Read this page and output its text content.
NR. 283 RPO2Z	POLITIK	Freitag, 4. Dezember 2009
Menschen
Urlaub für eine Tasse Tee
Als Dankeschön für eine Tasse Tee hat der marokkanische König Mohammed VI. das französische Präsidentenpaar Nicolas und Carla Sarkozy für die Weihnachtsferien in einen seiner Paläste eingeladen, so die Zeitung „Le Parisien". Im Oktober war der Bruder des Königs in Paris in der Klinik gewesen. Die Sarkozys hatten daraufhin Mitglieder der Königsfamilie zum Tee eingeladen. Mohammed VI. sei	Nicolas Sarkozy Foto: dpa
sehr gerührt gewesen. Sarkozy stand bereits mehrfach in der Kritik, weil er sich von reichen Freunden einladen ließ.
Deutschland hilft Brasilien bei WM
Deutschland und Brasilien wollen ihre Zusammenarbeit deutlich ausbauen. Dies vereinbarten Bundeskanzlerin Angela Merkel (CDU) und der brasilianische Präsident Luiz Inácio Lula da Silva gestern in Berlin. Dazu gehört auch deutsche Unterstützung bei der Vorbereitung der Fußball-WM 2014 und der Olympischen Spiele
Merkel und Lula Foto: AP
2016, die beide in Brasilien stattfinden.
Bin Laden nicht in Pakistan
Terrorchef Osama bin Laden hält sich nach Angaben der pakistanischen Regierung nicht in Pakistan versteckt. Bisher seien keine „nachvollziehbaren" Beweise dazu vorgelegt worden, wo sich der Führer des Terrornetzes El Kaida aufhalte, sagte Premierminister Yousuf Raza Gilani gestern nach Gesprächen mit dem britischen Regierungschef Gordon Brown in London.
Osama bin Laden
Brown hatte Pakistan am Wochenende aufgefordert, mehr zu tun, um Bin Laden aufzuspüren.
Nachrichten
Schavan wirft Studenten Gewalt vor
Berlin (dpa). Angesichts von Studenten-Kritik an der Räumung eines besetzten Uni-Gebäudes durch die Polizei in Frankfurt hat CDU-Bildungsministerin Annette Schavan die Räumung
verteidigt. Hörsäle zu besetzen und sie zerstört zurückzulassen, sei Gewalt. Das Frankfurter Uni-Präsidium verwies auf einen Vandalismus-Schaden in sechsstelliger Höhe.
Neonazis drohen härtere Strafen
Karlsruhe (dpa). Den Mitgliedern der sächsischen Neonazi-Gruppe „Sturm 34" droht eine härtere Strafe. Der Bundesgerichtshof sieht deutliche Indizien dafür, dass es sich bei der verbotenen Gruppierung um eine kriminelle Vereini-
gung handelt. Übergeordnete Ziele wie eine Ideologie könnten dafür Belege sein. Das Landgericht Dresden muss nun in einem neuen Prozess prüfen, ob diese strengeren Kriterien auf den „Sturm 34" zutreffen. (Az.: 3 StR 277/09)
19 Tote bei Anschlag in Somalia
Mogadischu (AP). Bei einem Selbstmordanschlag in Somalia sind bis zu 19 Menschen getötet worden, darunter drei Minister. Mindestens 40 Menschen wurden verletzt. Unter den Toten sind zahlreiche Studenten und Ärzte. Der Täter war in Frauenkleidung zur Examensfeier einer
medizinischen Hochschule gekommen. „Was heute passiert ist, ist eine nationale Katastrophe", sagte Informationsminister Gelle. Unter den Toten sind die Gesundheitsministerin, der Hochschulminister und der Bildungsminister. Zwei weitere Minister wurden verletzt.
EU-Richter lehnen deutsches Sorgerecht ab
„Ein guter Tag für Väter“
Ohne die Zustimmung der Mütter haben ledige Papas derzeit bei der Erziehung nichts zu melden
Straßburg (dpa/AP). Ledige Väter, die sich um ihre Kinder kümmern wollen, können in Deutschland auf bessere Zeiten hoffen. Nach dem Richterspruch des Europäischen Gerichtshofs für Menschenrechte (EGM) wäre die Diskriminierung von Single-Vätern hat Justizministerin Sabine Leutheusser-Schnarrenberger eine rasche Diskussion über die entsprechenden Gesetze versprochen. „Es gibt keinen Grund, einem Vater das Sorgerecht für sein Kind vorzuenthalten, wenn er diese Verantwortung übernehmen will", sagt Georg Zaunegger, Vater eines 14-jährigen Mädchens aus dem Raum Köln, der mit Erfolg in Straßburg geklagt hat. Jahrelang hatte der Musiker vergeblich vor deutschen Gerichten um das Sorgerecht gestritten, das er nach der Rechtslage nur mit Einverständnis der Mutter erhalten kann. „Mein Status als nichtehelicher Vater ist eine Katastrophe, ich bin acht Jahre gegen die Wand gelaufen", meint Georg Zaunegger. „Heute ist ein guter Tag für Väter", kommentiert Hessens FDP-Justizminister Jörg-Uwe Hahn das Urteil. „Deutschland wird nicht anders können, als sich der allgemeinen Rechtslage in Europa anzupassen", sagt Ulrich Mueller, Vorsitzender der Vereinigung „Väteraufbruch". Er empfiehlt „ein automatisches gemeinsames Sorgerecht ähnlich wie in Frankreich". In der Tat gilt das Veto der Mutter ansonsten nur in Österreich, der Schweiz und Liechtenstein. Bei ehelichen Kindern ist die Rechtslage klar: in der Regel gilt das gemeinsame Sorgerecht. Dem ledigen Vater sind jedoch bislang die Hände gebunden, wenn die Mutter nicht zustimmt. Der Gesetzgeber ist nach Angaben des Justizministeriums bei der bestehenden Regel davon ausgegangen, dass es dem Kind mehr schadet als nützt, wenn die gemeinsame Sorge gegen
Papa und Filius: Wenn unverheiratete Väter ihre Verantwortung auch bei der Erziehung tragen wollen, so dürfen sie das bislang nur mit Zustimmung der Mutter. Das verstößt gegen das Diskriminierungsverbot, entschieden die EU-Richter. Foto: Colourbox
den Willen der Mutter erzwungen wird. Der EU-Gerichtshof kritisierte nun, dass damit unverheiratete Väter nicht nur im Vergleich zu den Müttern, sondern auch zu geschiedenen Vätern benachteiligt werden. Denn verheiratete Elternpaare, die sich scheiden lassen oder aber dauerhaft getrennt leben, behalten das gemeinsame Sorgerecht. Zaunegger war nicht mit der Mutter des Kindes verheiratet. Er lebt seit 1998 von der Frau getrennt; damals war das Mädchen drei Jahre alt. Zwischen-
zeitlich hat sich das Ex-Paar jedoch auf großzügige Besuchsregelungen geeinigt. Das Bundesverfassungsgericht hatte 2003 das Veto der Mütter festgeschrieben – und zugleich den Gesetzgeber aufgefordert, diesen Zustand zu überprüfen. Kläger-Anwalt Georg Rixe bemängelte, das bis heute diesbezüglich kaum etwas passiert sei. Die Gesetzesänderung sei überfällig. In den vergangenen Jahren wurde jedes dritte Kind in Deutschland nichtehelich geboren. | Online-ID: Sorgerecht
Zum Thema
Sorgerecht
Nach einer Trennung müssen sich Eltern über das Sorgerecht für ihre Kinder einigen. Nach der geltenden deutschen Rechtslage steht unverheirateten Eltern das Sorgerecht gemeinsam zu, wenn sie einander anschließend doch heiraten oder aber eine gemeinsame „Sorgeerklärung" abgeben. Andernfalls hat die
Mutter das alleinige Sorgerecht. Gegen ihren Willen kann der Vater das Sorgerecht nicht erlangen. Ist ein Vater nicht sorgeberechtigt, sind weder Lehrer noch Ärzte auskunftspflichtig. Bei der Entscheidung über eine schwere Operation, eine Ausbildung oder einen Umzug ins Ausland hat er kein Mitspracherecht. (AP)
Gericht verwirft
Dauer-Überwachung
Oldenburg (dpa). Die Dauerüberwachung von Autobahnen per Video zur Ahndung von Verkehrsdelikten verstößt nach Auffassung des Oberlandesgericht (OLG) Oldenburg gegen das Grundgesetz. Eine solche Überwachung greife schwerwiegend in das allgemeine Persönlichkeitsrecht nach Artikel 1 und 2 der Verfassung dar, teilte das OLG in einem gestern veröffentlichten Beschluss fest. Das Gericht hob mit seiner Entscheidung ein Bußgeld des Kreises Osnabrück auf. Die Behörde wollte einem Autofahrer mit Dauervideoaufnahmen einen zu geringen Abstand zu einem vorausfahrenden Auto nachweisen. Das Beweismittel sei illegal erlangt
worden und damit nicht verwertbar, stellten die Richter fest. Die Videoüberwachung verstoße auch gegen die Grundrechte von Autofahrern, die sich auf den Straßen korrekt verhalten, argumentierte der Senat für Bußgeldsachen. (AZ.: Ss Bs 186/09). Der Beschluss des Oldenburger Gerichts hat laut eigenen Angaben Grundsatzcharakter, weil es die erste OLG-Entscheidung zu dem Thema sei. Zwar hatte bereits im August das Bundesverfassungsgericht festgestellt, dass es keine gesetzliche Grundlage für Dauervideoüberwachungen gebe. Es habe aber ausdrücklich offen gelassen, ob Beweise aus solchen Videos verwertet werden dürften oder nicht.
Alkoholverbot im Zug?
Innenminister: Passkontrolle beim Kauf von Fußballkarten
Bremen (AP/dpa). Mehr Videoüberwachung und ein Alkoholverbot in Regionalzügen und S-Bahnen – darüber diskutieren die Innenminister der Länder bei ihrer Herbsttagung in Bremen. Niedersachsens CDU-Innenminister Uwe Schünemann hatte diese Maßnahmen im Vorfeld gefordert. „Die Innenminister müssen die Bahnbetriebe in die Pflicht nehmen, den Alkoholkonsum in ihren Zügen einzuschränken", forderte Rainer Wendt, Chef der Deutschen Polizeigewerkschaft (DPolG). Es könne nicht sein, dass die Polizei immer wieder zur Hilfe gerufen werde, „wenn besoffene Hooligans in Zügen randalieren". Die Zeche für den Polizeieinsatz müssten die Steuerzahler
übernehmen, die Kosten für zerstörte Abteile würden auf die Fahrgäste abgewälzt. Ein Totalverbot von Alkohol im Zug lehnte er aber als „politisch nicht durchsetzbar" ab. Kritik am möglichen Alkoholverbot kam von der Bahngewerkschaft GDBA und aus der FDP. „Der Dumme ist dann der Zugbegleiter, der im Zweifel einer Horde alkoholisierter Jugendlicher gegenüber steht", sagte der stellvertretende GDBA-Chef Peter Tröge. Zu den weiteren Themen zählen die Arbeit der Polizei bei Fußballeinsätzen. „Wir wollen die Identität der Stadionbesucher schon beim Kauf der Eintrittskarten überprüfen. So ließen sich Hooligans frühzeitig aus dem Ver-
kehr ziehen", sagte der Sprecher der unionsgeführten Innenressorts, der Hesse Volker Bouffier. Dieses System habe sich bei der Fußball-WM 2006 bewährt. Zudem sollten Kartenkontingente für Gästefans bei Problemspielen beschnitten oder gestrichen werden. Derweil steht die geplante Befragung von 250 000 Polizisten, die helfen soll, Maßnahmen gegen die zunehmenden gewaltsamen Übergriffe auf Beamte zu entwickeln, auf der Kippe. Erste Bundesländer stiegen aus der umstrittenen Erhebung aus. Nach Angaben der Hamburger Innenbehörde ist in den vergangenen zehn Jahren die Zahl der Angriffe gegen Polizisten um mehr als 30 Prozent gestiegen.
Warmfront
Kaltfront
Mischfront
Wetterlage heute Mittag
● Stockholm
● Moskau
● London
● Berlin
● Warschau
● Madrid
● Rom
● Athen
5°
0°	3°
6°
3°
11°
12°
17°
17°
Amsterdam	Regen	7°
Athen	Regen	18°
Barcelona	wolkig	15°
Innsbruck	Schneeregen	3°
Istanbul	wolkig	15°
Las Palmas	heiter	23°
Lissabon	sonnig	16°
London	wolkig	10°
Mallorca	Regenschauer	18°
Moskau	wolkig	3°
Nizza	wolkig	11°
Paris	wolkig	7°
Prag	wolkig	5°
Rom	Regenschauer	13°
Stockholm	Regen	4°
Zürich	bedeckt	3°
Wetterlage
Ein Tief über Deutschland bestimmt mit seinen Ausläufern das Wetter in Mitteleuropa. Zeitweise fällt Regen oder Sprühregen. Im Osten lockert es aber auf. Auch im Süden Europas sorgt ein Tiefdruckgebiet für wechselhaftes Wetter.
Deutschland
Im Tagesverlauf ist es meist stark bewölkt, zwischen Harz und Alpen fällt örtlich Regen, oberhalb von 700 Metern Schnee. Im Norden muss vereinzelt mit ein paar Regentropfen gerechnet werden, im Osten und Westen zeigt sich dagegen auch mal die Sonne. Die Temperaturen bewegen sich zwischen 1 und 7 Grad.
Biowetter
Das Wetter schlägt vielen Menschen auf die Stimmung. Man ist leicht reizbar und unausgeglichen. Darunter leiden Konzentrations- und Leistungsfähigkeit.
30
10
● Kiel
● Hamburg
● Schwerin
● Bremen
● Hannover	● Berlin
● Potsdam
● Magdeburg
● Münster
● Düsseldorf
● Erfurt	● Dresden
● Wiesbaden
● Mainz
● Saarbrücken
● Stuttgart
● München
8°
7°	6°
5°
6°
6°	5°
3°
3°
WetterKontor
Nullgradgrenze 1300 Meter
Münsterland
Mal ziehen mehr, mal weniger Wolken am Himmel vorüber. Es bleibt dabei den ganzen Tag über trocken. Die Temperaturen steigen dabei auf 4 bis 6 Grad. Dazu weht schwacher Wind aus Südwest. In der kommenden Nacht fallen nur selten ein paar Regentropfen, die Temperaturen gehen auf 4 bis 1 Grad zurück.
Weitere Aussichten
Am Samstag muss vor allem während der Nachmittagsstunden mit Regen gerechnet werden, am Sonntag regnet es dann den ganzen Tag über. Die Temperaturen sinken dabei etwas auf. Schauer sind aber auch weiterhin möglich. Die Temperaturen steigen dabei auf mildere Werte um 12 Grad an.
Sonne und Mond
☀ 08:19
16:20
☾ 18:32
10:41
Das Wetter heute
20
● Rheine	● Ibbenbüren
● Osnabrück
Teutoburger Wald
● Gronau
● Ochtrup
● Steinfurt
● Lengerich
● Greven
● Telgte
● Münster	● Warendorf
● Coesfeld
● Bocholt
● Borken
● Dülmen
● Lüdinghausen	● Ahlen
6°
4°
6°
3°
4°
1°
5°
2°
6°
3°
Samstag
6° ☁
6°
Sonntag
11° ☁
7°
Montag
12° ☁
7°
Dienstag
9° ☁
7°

## Given problem
Pull every line holding "gestern" out of the records.

## Exercise result
Deutschland und Brasilien wollen ihre Zusammenarbeit deutlich ausbauen. Dies vereinbarten Bundeskanzlerin Angela Merkel (CDU) und der brasilianische Präsident Luiz Inácio Lula da Silva gestern in Berlin. Dazu gehört auch deutsche Unterstützung bei der Vorbereitung der Fußball-WM 2014 und der Olympischen Spiele
Terrorchef Osama bin Laden hält sich nach Angaben der pakistanischen Regierung nicht in Pakistan versteckt. Bisher seien keine „nachvollziehbaren" Beweise dazu vorgelegt worden, wo sich der Führer des Terrornetzes El Kaida aufhalte, sagte Premierminister Yousuf Raza Gilani gestern nach Gesprächen mit dem britischen Regierungschef Gordon Brown in London.
Oldenburg (dpa). Die Dauerüberwachung von Autobahnen per Video zur Ahndung von Verkehrsdelikten verstößt nach Auffassung des Oberlandesgericht (OLG) Oldenburg gegen das Grundgesetz. Eine solche Überwachung greife schwerwiegend in das allgemeine Persönlichkeitsrecht nach Artikel 1 und 2 der Verfassung dar, teilte das OLG in einem gestern veröffentlichten Beschluss fest. Das Gericht hob mit seiner Entscheidung ein Bußgeld des Kreises Osnabrück auf. Die Behörde wollte einem Autofahrer mit Dauervideoaufnahmen einen zu geringen Abstand zu einem vorausfahrenden Auto nachweisen. Das Beweismittel sei illegal erlangt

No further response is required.